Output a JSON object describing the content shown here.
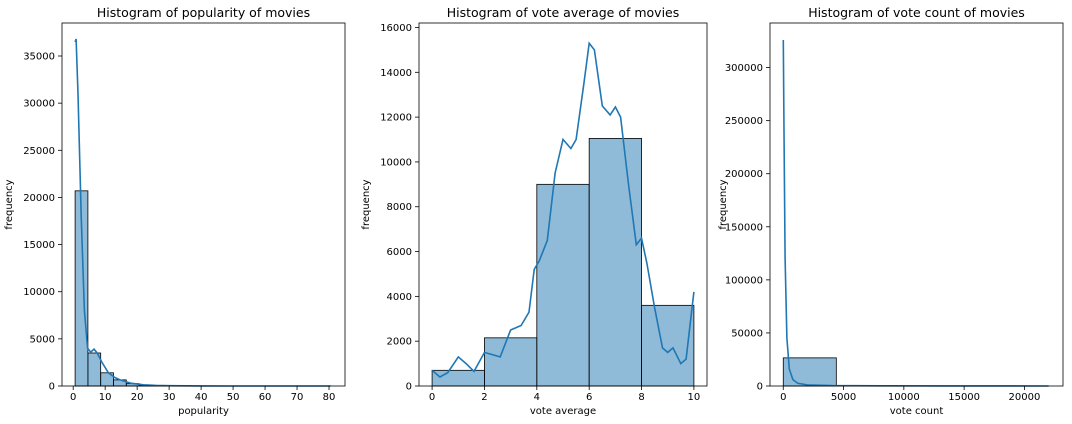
{
  "chart_data": [
    {
      "type": "bar",
      "title": "Histogram of popularity of movies",
      "xlabel": "popularity",
      "ylabel": "frequency",
      "xlim": [
        -3.5,
        85
      ],
      "ylim": [
        0,
        38500
      ],
      "xticks": [
        0,
        10,
        20,
        30,
        40,
        50,
        60,
        70,
        80
      ],
      "yticks": [
        0,
        5000,
        10000,
        15000,
        20000,
        25000,
        30000,
        35000
      ],
      "bins": [
        {
          "x0": 0.6,
          "x1": 4.6,
          "value": 20700
        },
        {
          "x0": 4.6,
          "x1": 8.6,
          "value": 3500
        },
        {
          "x0": 8.6,
          "x1": 12.6,
          "value": 1400
        },
        {
          "x0": 12.6,
          "x1": 16.6,
          "value": 650
        },
        {
          "x0": 16.6,
          "x1": 20.6,
          "value": 250
        },
        {
          "x0": 20.6,
          "x1": 24.6,
          "value": 100
        },
        {
          "x0": 24.6,
          "x1": 28.6,
          "value": 50
        },
        {
          "x0": 28.6,
          "x1": 32.6,
          "value": 25
        },
        {
          "x0": 32.6,
          "x1": 36.6,
          "value": 15
        }
      ],
      "kde": [
        [
          0.6,
          36500
        ],
        [
          0.9,
          36800
        ],
        [
          1.5,
          31000
        ],
        [
          2.5,
          18000
        ],
        [
          3.5,
          8000
        ],
        [
          4.5,
          4000
        ],
        [
          5.5,
          3600
        ],
        [
          6.5,
          3900
        ],
        [
          7.5,
          3500
        ],
        [
          9,
          2500
        ],
        [
          11,
          1400
        ],
        [
          13,
          900
        ],
        [
          15,
          600
        ],
        [
          18,
          300
        ],
        [
          22,
          130
        ],
        [
          26,
          60
        ],
        [
          30,
          30
        ],
        [
          40,
          10
        ],
        [
          50,
          5
        ],
        [
          60,
          3
        ],
        [
          70,
          2
        ],
        [
          80.5,
          1
        ]
      ],
      "grid": false
    },
    {
      "type": "bar",
      "title": "Histogram of vote average of movies",
      "xlabel": "vote average",
      "ylabel": "frequency",
      "xlim": [
        -0.5,
        10.5
      ],
      "ylim": [
        0,
        16200
      ],
      "xticks": [
        0,
        2,
        4,
        6,
        8,
        10
      ],
      "yticks": [
        0,
        2000,
        4000,
        6000,
        8000,
        10000,
        12000,
        14000,
        16000
      ],
      "bins": [
        {
          "x0": 0,
          "x1": 2,
          "value": 700
        },
        {
          "x0": 2,
          "x1": 4,
          "value": 2150
        },
        {
          "x0": 4,
          "x1": 6,
          "value": 9000
        },
        {
          "x0": 6,
          "x1": 8,
          "value": 11050
        },
        {
          "x0": 8,
          "x1": 10,
          "value": 3600
        }
      ],
      "kde": [
        [
          0,
          700
        ],
        [
          0.3,
          400
        ],
        [
          0.6,
          600
        ],
        [
          1.0,
          1300
        ],
        [
          1.3,
          1000
        ],
        [
          1.6,
          650
        ],
        [
          2.0,
          1500
        ],
        [
          2.3,
          1400
        ],
        [
          2.6,
          1300
        ],
        [
          3.0,
          2500
        ],
        [
          3.4,
          2700
        ],
        [
          3.7,
          3300
        ],
        [
          3.9,
          5200
        ],
        [
          4.1,
          5600
        ],
        [
          4.4,
          6500
        ],
        [
          4.7,
          9500
        ],
        [
          5.0,
          11000
        ],
        [
          5.3,
          10600
        ],
        [
          5.5,
          11000
        ],
        [
          5.8,
          13500
        ],
        [
          6.0,
          15300
        ],
        [
          6.2,
          15000
        ],
        [
          6.5,
          12500
        ],
        [
          6.8,
          12100
        ],
        [
          7.0,
          12450
        ],
        [
          7.2,
          12000
        ],
        [
          7.5,
          9000
        ],
        [
          7.8,
          6300
        ],
        [
          8.0,
          6600
        ],
        [
          8.2,
          5500
        ],
        [
          8.5,
          3500
        ],
        [
          8.8,
          1700
        ],
        [
          9.0,
          1500
        ],
        [
          9.2,
          1700
        ],
        [
          9.5,
          1000
        ],
        [
          9.7,
          1200
        ],
        [
          10,
          4200
        ]
      ],
      "grid": false
    },
    {
      "type": "bar",
      "title": "Histogram of vote count of movies",
      "xlabel": "vote count",
      "ylabel": "frequency",
      "xlim": [
        -1100,
        23200
      ],
      "ylim": [
        0,
        342000
      ],
      "xticks": [
        0,
        5000,
        10000,
        15000,
        20000
      ],
      "yticks": [
        0,
        50000,
        100000,
        150000,
        200000,
        250000,
        300000
      ],
      "bins": [
        {
          "x0": 0,
          "x1": 4400,
          "value": 26500
        },
        {
          "x0": 4400,
          "x1": 8800,
          "value": 150
        },
        {
          "x0": 8800,
          "x1": 13200,
          "value": 40
        },
        {
          "x0": 13200,
          "x1": 17600,
          "value": 15
        },
        {
          "x0": 17600,
          "x1": 22000,
          "value": 5
        }
      ],
      "kde": [
        [
          0,
          326000
        ],
        [
          60,
          240000
        ],
        [
          150,
          120000
        ],
        [
          300,
          45000
        ],
        [
          500,
          16000
        ],
        [
          800,
          6000
        ],
        [
          1200,
          2500
        ],
        [
          2000,
          1000
        ],
        [
          4000,
          400
        ],
        [
          8000,
          150
        ],
        [
          14000,
          60
        ],
        [
          22000,
          20
        ]
      ],
      "grid": false
    }
  ]
}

- _DO THIS_:
Transcribe every entry word for word, but omit the pictures.

- _RIGHT ANSWER_:
Output a JSON object describing the content shown here.
{
  "chart_data": [
    {
      "type": "bar",
      "title": "Histogram of popularity of movies",
      "xlabel": "popularity",
      "ylabel": "frequency",
      "xlim": [
        -3.5,
        85
      ],
      "ylim": [
        0,
        38500
      ],
      "xticks": [
        0,
        10,
        20,
        30,
        40,
        50,
        60,
        70,
        80
      ],
      "yticks": [
        0,
        5000,
        10000,
        15000,
        20000,
        25000,
        30000,
        35000
      ],
      "bins": [
        {
          "x0": 0.6,
          "x1": 4.6,
          "value": 20700
        },
        {
          "x0": 4.6,
          "x1": 8.6,
          "value": 3500
        },
        {
          "x0": 8.6,
          "x1": 12.6,
          "value": 1400
        },
        {
          "x0": 12.6,
          "x1": 16.6,
          "value": 650
        },
        {
          "x0": 16.6,
          "x1": 20.6,
          "value": 250
        },
        {
          "x0": 20.6,
          "x1": 24.6,
          "value": 100
        },
        {
          "x0": 24.6,
          "x1": 28.6,
          "value": 50
        },
        {
          "x0": 28.6,
          "x1": 32.6,
          "value": 25
        },
        {
          "x0": 32.6,
          "x1": 36.6,
          "value": 15
        }
      ],
      "kde": [
        [
          0.6,
          36500
        ],
        [
          0.9,
          36800
        ],
        [
          1.5,
          31000
        ],
        [
          2.5,
          18000
        ],
        [
          3.5,
          8000
        ],
        [
          4.5,
          4000
        ],
        [
          5.5,
          3600
        ],
        [
          6.5,
          3900
        ],
        [
          7.5,
          3500
        ],
        [
          9,
          2500
        ],
        [
          11,
          1400
        ],
        [
          13,
          900
        ],
        [
          15,
          600
        ],
        [
          18,
          300
        ],
        [
          22,
          130
        ],
        [
          26,
          60
        ],
        [
          30,
          30
        ],
        [
          40,
          10
        ],
        [
          50,
          5
        ],
        [
          60,
          3
        ],
        [
          70,
          2
        ],
        [
          80.5,
          1
        ]
      ],
      "grid": false
    },
    {
      "type": "bar",
      "title": "Histogram of vote average of movies",
      "xlabel": "vote average",
      "ylabel": "frequency",
      "xlim": [
        -0.5,
        10.5
      ],
      "ylim": [
        0,
        16200
      ],
      "xticks": [
        0,
        2,
        4,
        6,
        8,
        10
      ],
      "yticks": [
        0,
        2000,
        4000,
        6000,
        8000,
        10000,
        12000,
        14000,
        16000
      ],
      "bins": [
        {
          "x0": 0,
          "x1": 2,
          "value": 700
        },
        {
          "x0": 2,
          "x1": 4,
          "value": 2150
        },
        {
          "x0": 4,
          "x1": 6,
          "value": 9000
        },
        {
          "x0": 6,
          "x1": 8,
          "value": 11050
        },
        {
          "x0": 8,
          "x1": 10,
          "value": 3600
        }
      ],
      "kde": [
        [
          0,
          700
        ],
        [
          0.3,
          400
        ],
        [
          0.6,
          600
        ],
        [
          1.0,
          1300
        ],
        [
          1.3,
          1000
        ],
        [
          1.6,
          650
        ],
        [
          2.0,
          1500
        ],
        [
          2.3,
          1400
        ],
        [
          2.6,
          1300
        ],
        [
          3.0,
          2500
        ],
        [
          3.4,
          2700
        ],
        [
          3.7,
          3300
        ],
        [
          3.9,
          5200
        ],
        [
          4.1,
          5600
        ],
        [
          4.4,
          6500
        ],
        [
          4.7,
          9500
        ],
        [
          5.0,
          11000
        ],
        [
          5.3,
          10600
        ],
        [
          5.5,
          11000
        ],
        [
          5.8,
          13500
        ],
        [
          6.0,
          15300
        ],
        [
          6.2,
          15000
        ],
        [
          6.5,
          12500
        ],
        [
          6.8,
          12100
        ],
        [
          7.0,
          12450
        ],
        [
          7.2,
          12000
        ],
        [
          7.5,
          9000
        ],
        [
          7.8,
          6300
        ],
        [
          8.0,
          6600
        ],
        [
          8.2,
          5500
        ],
        [
          8.5,
          3500
        ],
        [
          8.8,
          1700
        ],
        [
          9.0,
          1500
        ],
        [
          9.2,
          1700
        ],
        [
          9.5,
          1000
        ],
        [
          9.7,
          1200
        ],
        [
          10,
          4200
        ]
      ],
      "grid": false
    },
    {
      "type": "bar",
      "title": "Histogram of vote count of movies",
      "xlabel": "vote count",
      "ylabel": "frequency",
      "xlim": [
        -1100,
        23200
      ],
      "ylim": [
        0,
        342000
      ],
      "xticks": [
        0,
        5000,
        10000,
        15000,
        20000
      ],
      "yticks": [
        0,
        50000,
        100000,
        150000,
        200000,
        250000,
        300000
      ],
      "bins": [
        {
          "x0": 0,
          "x1": 4400,
          "value": 26500
        },
        {
          "x0": 4400,
          "x1": 8800,
          "value": 150
        },
        {
          "x0": 8800,
          "x1": 13200,
          "value": 40
        },
        {
          "x0": 13200,
          "x1": 17600,
          "value": 15
        },
        {
          "x0": 17600,
          "x1": 22000,
          "value": 5
        }
      ],
      "kde": [
        [
          0,
          326000
        ],
        [
          60,
          240000
        ],
        [
          150,
          120000
        ],
        [
          300,
          45000
        ],
        [
          500,
          16000
        ],
        [
          800,
          6000
        ],
        [
          1200,
          2500
        ],
        [
          2000,
          1000
        ],
        [
          4000,
          400
        ],
        [
          8000,
          150
        ],
        [
          14000,
          60
        ],
        [
          22000,
          20
        ]
      ],
      "grid": false
    }
  ]
}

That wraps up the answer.